*Task objective:* Select from the records below every line that has the word "Sales" in it.

━━━━━━━━━━

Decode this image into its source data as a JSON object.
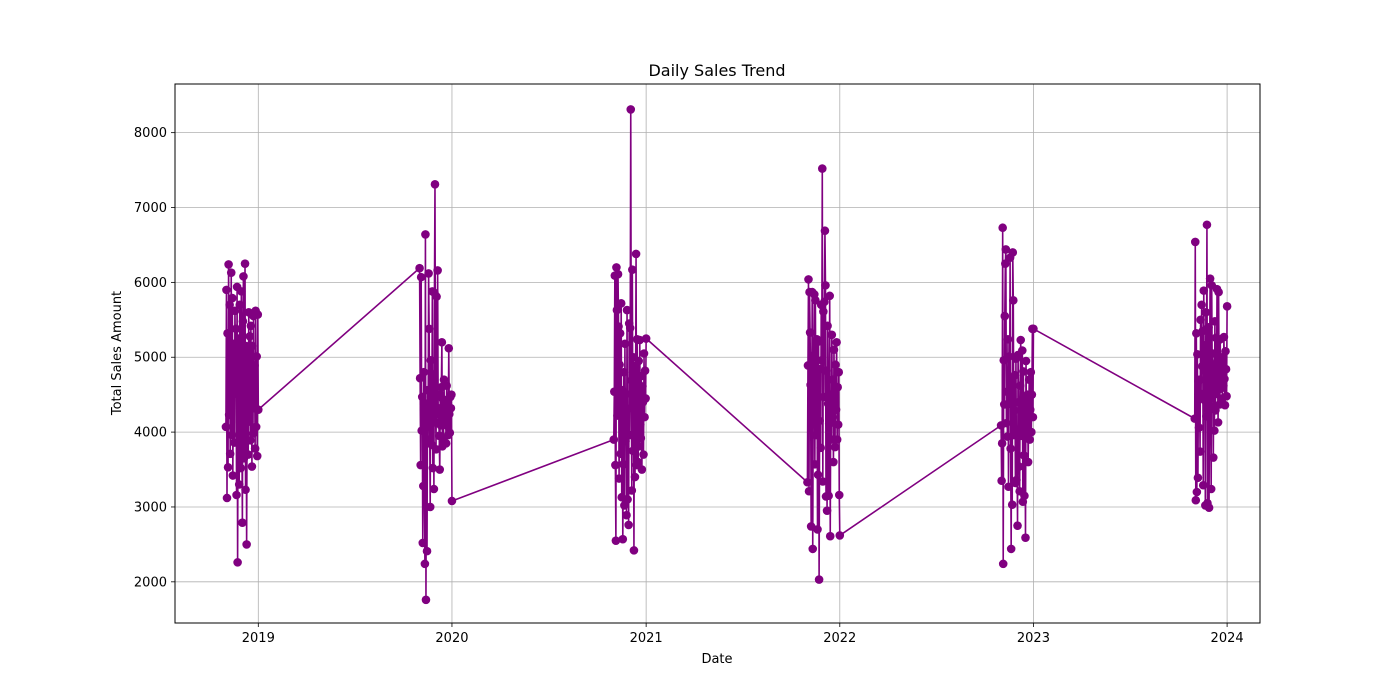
{
  "chart_data": {
    "type": "line",
    "title": "Daily Sales Trend",
    "xlabel": "Date",
    "ylabel": "Total Sales Amount",
    "grid": true,
    "legend": "none",
    "color": "#800080",
    "marker": "circle",
    "xlim": [
      "2018-07-28",
      "2024-03-03"
    ],
    "ylim": [
      1450,
      8650
    ],
    "x_ticks": [
      "2019",
      "2020",
      "2021",
      "2022",
      "2023",
      "2024"
    ],
    "y_ticks": [
      2000,
      3000,
      4000,
      5000,
      6000,
      7000,
      8000
    ],
    "series": [
      {
        "x": [
          "2018-11-01",
          "2018-11-02",
          "2018-11-03",
          "2018-11-04",
          "2018-11-05",
          "2018-11-06",
          "2018-11-07",
          "2018-11-08",
          "2018-11-09",
          "2018-11-10",
          "2018-11-11",
          "2018-11-12",
          "2018-11-13",
          "2018-11-14",
          "2018-11-15",
          "2018-11-16",
          "2018-11-17",
          "2018-11-18",
          "2018-11-19",
          "2018-11-20",
          "2018-11-21",
          "2018-11-22",
          "2018-11-23",
          "2018-11-24",
          "2018-11-25",
          "2018-11-26",
          "2018-11-27",
          "2018-11-28",
          "2018-11-29",
          "2018-11-30",
          "2018-12-01",
          "2018-12-02",
          "2018-12-03",
          "2018-12-04",
          "2018-12-05",
          "2018-12-06",
          "2018-12-07",
          "2018-12-08",
          "2018-12-09",
          "2018-12-10",
          "2018-12-11",
          "2018-12-12",
          "2018-12-13",
          "2018-12-14",
          "2018-12-15",
          "2018-12-16",
          "2018-12-17",
          "2018-12-18",
          "2018-12-19",
          "2018-12-20",
          "2018-12-21",
          "2018-12-22",
          "2018-12-23",
          "2018-12-24",
          "2018-12-25",
          "2018-12-26",
          "2018-12-27",
          "2018-12-28",
          "2018-12-29",
          "2018-12-30",
          "2018-12-31",
          "2019-01-01",
          "2019-11-01",
          "2019-11-02",
          "2019-11-03",
          "2019-11-04",
          "2019-11-05",
          "2019-11-06",
          "2019-11-07",
          "2019-11-08",
          "2019-11-09",
          "2019-11-10",
          "2019-11-11",
          "2019-11-12",
          "2019-11-13",
          "2019-11-14",
          "2019-11-15",
          "2019-11-16",
          "2019-11-17",
          "2019-11-18",
          "2019-11-19",
          "2019-11-20",
          "2019-11-21",
          "2019-11-22",
          "2019-11-23",
          "2019-11-24",
          "2019-11-25",
          "2019-11-26",
          "2019-11-27",
          "2019-11-28",
          "2019-11-29",
          "2019-11-30",
          "2019-12-01",
          "2019-12-02",
          "2019-12-03",
          "2019-12-04",
          "2019-12-05",
          "2019-12-06",
          "2019-12-07",
          "2019-12-08",
          "2019-12-09",
          "2019-12-10",
          "2019-12-11",
          "2019-12-12",
          "2019-12-13",
          "2019-12-14",
          "2019-12-15",
          "2019-12-16",
          "2019-12-17",
          "2019-12-18",
          "2019-12-19",
          "2019-12-20",
          "2019-12-21",
          "2019-12-22",
          "2019-12-23",
          "2019-12-24",
          "2019-12-25",
          "2019-12-26",
          "2019-12-27",
          "2019-12-28",
          "2019-12-29",
          "2019-12-30",
          "2019-12-31",
          "2020-01-01",
          "2020-11-01",
          "2020-11-02",
          "2020-11-03",
          "2020-11-04",
          "2020-11-05",
          "2020-11-06",
          "2020-11-07",
          "2020-11-08",
          "2020-11-09",
          "2020-11-10",
          "2020-11-11",
          "2020-11-12",
          "2020-11-13",
          "2020-11-14",
          "2020-11-15",
          "2020-11-16",
          "2020-11-17",
          "2020-11-18",
          "2020-11-19",
          "2020-11-20",
          "2020-11-21",
          "2020-11-22",
          "2020-11-23",
          "2020-11-24",
          "2020-11-25",
          "2020-11-26",
          "2020-11-27",
          "2020-11-28",
          "2020-11-29",
          "2020-11-30",
          "2020-12-01",
          "2020-12-02",
          "2020-12-03",
          "2020-12-04",
          "2020-12-05",
          "2020-12-06",
          "2020-12-07",
          "2020-12-08",
          "2020-12-09",
          "2020-12-10",
          "2020-12-11",
          "2020-12-12",
          "2020-12-13",
          "2020-12-14",
          "2020-12-15",
          "2020-12-16",
          "2020-12-17",
          "2020-12-18",
          "2020-12-19",
          "2020-12-20",
          "2020-12-21",
          "2020-12-22",
          "2020-12-23",
          "2020-12-24",
          "2020-12-25",
          "2020-12-26",
          "2020-12-27",
          "2020-12-28",
          "2020-12-29",
          "2020-12-30",
          "2020-12-31",
          "2021-01-01",
          "2021-11-01",
          "2021-11-02",
          "2021-11-03",
          "2021-11-04",
          "2021-11-05",
          "2021-11-06",
          "2021-11-07",
          "2021-11-08",
          "2021-11-09",
          "2021-11-10",
          "2021-11-11",
          "2021-11-12",
          "2021-11-13",
          "2021-11-14",
          "2021-11-15",
          "2021-11-16",
          "2021-11-17",
          "2021-11-18",
          "2021-11-19",
          "2021-11-20",
          "2021-11-21",
          "2021-11-22",
          "2021-11-23",
          "2021-11-24",
          "2021-11-25",
          "2021-11-26",
          "2021-11-27",
          "2021-11-28",
          "2021-11-29",
          "2021-11-30",
          "2021-12-01",
          "2021-12-02",
          "2021-12-03",
          "2021-12-04",
          "2021-12-05",
          "2021-12-06",
          "2021-12-07",
          "2021-12-08",
          "2021-12-09",
          "2021-12-10",
          "2021-12-11",
          "2021-12-12",
          "2021-12-13",
          "2021-12-14",
          "2021-12-15",
          "2021-12-16",
          "2021-12-17",
          "2021-12-18",
          "2021-12-19",
          "2021-12-20",
          "2021-12-21",
          "2021-12-22",
          "2021-12-23",
          "2021-12-24",
          "2021-12-25",
          "2021-12-26",
          "2021-12-27",
          "2021-12-28",
          "2021-12-29",
          "2021-12-30",
          "2021-12-31",
          "2022-01-01",
          "2022-11-01",
          "2022-11-02",
          "2022-11-03",
          "2022-11-04",
          "2022-11-05",
          "2022-11-06",
          "2022-11-07",
          "2022-11-08",
          "2022-11-09",
          "2022-11-10",
          "2022-11-11",
          "2022-11-12",
          "2022-11-13",
          "2022-11-14",
          "2022-11-15",
          "2022-11-16",
          "2022-11-17",
          "2022-11-18",
          "2022-11-19",
          "2022-11-20",
          "2022-11-21",
          "2022-11-22",
          "2022-11-23",
          "2022-11-24",
          "2022-11-25",
          "2022-11-26",
          "2022-11-27",
          "2022-11-28",
          "2022-11-29",
          "2022-11-30",
          "2022-12-01",
          "2022-12-02",
          "2022-12-03",
          "2022-12-04",
          "2022-12-05",
          "2022-12-06",
          "2022-12-07",
          "2022-12-08",
          "2022-12-09",
          "2022-12-10",
          "2022-12-11",
          "2022-12-12",
          "2022-12-13",
          "2022-12-14",
          "2022-12-15",
          "2022-12-16",
          "2022-12-17",
          "2022-12-18",
          "2022-12-19",
          "2022-12-20",
          "2022-12-21",
          "2022-12-22",
          "2022-12-23",
          "2022-12-24",
          "2022-12-25",
          "2022-12-26",
          "2022-12-27",
          "2022-12-28",
          "2022-12-29",
          "2022-12-30",
          "2022-12-31",
          "2023-01-01",
          "2023-11-01",
          "2023-11-02",
          "2023-11-03",
          "2023-11-04",
          "2023-11-05",
          "2023-11-06",
          "2023-11-07",
          "2023-11-08",
          "2023-11-09",
          "2023-11-10",
          "2023-11-11",
          "2023-11-12",
          "2023-11-13",
          "2023-11-14",
          "2023-11-15",
          "2023-11-16",
          "2023-11-17",
          "2023-11-18",
          "2023-11-19",
          "2023-11-20",
          "2023-11-21",
          "2023-11-22",
          "2023-11-23",
          "2023-11-24",
          "2023-11-25",
          "2023-11-26",
          "2023-11-27",
          "2023-11-28",
          "2023-11-29",
          "2023-11-30",
          "2023-12-01",
          "2023-12-02",
          "2023-12-03",
          "2023-12-04",
          "2023-12-05",
          "2023-12-06",
          "2023-12-07",
          "2023-12-08",
          "2023-12-09",
          "2023-12-10",
          "2023-12-11",
          "2023-12-12",
          "2023-12-13",
          "2023-12-14",
          "2023-12-15",
          "2023-12-16",
          "2023-12-17",
          "2023-12-18",
          "2023-12-19",
          "2023-12-20",
          "2023-12-21",
          "2023-12-22",
          "2023-12-23",
          "2023-12-24",
          "2023-12-25",
          "2023-12-26",
          "2023-12-27",
          "2023-12-28",
          "2023-12-29",
          "2023-12-30",
          "2023-12-31",
          "2024-01-01"
        ],
        "y": [
          4070,
          5900,
          3120,
          5320,
          3530,
          6240,
          4230,
          5700,
          3710,
          4880,
          6130,
          3960,
          5790,
          3420,
          4660,
          5180,
          3860,
          5620,
          4950,
          5380,
          3160,
          5940,
          2260,
          4500,
          5250,
          3300,
          5700,
          4820,
          3520,
          5880,
          4060,
          2790,
          5480,
          6080,
          3650,
          4980,
          6250,
          3230,
          5150,
          2500,
          4400,
          5090,
          3700,
          5600,
          4140,
          5280,
          3890,
          5420,
          4700,
          3540,
          5150,
          3980,
          5550,
          4320,
          4890,
          3780,
          5620,
          4070,
          5010,
          3680,
          5570,
          4300,
          6190,
          4720,
          3560,
          6070,
          4020,
          4470,
          2520,
          3280,
          4800,
          4390,
          2240,
          6640,
          1760,
          4290,
          2410,
          4560,
          3900,
          6120,
          5380,
          4120,
          3000,
          4960,
          4190,
          3830,
          5880,
          3520,
          4770,
          3240,
          5860,
          7310,
          4460,
          3770,
          5810,
          4120,
          6160,
          4320,
          4240,
          3950,
          3500,
          4500,
          4090,
          4600,
          5200,
          3810,
          4440,
          3900,
          4700,
          4100,
          4260,
          4300,
          3850,
          4620,
          4390,
          4080,
          3960,
          5120,
          4240,
          3990,
          4470,
          4320,
          4500,
          3080,
          3900,
          4540,
          6090,
          3560,
          2550,
          6200,
          5630,
          4220,
          6110,
          5410,
          3380,
          4900,
          5320,
          3710,
          5720,
          3130,
          4560,
          2570,
          3570,
          4800,
          3020,
          5180,
          3880,
          4510,
          2890,
          5630,
          3100,
          4310,
          2760,
          5450,
          3960,
          5390,
          8310,
          4690,
          3220,
          6170,
          3750,
          5000,
          2420,
          4880,
          3400,
          4300,
          6380,
          3560,
          5240,
          4450,
          3600,
          4950,
          3810,
          5230,
          4100,
          3920,
          4750,
          3500,
          4610,
          4400,
          3700,
          5050,
          4200,
          4820,
          4450,
          5250,
          3330,
          4890,
          6040,
          3210,
          5870,
          5330,
          4630,
          2740,
          4190,
          5870,
          2440,
          4590,
          5030,
          5840,
          3570,
          5760,
          3960,
          4610,
          5240,
          2700,
          3430,
          5210,
          2030,
          4150,
          4840,
          3790,
          5700,
          4960,
          7520,
          3340,
          5610,
          4470,
          5740,
          6690,
          5960,
          3140,
          4820,
          2950,
          5420,
          4380,
          3150,
          4110,
          5820,
          2610,
          4500,
          3900,
          5300,
          4200,
          4700,
          3600,
          5100,
          4400,
          3800,
          4900,
          4300,
          5200,
          3900,
          4600,
          4100,
          4800,
          3160,
          2620,
          4090,
          3350,
          3850,
          6730,
          2240,
          4960,
          4370,
          5550,
          6250,
          6440,
          4120,
          4540,
          3940,
          5240,
          3270,
          5010,
          4380,
          6330,
          3780,
          2440,
          4690,
          3030,
          6400,
          5760,
          3960,
          4290,
          4760,
          3320,
          4980,
          3360,
          3970,
          2750,
          5030,
          4400,
          3540,
          3210,
          4620,
          5230,
          3950,
          4060,
          5090,
          3070,
          4810,
          3690,
          3150,
          4420,
          2590,
          4950,
          3970,
          4370,
          4500,
          3600,
          4200,
          4700,
          3900,
          4300,
          4800,
          4000,
          4500,
          5380,
          4200,
          5380,
          4180,
          6540,
          3090,
          5320,
          3200,
          5040,
          3390,
          4680,
          4060,
          4700,
          3740,
          5500,
          4510,
          5700,
          4880,
          5350,
          3290,
          5890,
          4430,
          5160,
          3020,
          5600,
          4210,
          6770,
          3050,
          4630,
          5400,
          2990,
          4960,
          6050,
          4340,
          3240,
          5960,
          4720,
          5050,
          3660,
          4900,
          4020,
          5480,
          4290,
          5260,
          4510,
          5910,
          4780,
          4130,
          5870,
          4600,
          4370,
          5240,
          4580,
          4750,
          5000,
          4450,
          4910,
          4620,
          5270,
          4710,
          4360,
          5080,
          4840,
          4480,
          5680
        ]
      }
    ]
  }
}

━━━━━━━━━━

*Full output:*
    "title": "Daily Sales Trend",
    "ylabel": "Total Sales Amount",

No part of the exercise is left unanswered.